This 5-step operation will take less than half a minute -- so if the same problem occurs 20 times, it is a very time-efficient remedy.

However, even without using Word's powerful F/R functions, merging and splitting manipulations in PlusTools are considerably faster than in WinAlign.

PlusTools can handle only Word files -- I have not checked out the alignment options in Wordfast Pro. I would expect a quite similar approach, and so a similar efficiency. So, I would strongly give you to give it a try if it is not for a one-off alignment task.

Kind regards,
Attila


 

Vito Smolej
Germany
Local time: 20:55
Member (2004)
English to Slovenian
+ ...
if it's systematic, adjust segmentation rules Sep 17, 2009


I have (example) this in source RTF:
Today
Total
...
some separated lines / segments from source get merged into one segment, i.e.
Today Total

If I remember correctly, you can tweak segmentation rules for both the source and the target language. When one segments on ":", and the other one does not (and that should be evident from the joined segments), you can adjust accordingly. One more snag is hard vs soft break - check RTFs, to see what kind of "new lines" are there actually in the files.

By the way, whatever tools you use, make abundant backups: one global search and replace too much can destroy a lot of your past work.

Using WinAlign is not easy, but it does pay...

regards

Vito


 

Tomas Mosler, DipTrans IoLET MCIL MITI  Identity Verified
Czech Republic
Local time: 20:55
Member (2008)

Data section:
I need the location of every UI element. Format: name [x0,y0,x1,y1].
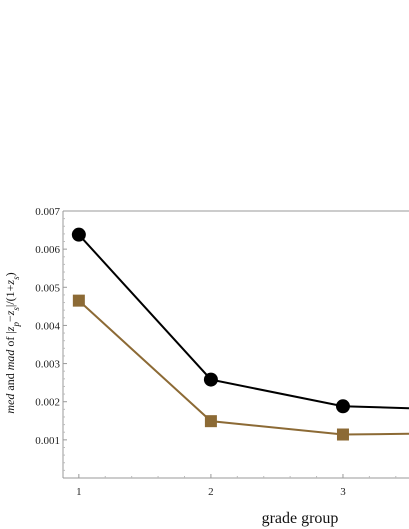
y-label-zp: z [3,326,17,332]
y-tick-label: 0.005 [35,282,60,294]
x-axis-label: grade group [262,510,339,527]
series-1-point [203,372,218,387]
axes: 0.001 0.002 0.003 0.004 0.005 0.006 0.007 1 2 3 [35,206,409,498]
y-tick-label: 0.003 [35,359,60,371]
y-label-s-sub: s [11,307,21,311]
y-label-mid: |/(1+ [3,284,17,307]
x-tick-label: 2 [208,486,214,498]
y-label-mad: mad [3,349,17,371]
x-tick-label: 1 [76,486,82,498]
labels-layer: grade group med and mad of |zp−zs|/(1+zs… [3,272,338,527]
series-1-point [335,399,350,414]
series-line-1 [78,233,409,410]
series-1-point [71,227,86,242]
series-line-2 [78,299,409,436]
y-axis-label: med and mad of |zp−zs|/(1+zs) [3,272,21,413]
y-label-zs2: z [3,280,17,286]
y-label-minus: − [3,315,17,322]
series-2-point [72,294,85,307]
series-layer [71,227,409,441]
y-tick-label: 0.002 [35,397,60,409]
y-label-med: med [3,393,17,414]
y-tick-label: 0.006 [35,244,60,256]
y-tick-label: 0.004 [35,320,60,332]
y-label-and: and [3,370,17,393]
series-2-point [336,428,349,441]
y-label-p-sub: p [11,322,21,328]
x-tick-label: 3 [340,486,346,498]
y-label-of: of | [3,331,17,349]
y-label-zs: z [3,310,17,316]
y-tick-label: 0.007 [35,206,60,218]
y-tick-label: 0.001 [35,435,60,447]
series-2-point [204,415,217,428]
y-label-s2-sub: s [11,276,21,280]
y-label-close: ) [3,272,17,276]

Jobs:
**A.** According to the forum thread, which file type is the only one PlusTools can handle?
**B.** Show every line in the records that contains the string "layer".

Answers for the tasks:
**A.** PlusTools can handle only Word files.

**B.**
labels-layer: grade group med and mad of |zp−zs|/(1+zs… [3,272,338,527]
series-layer [71,227,409,441]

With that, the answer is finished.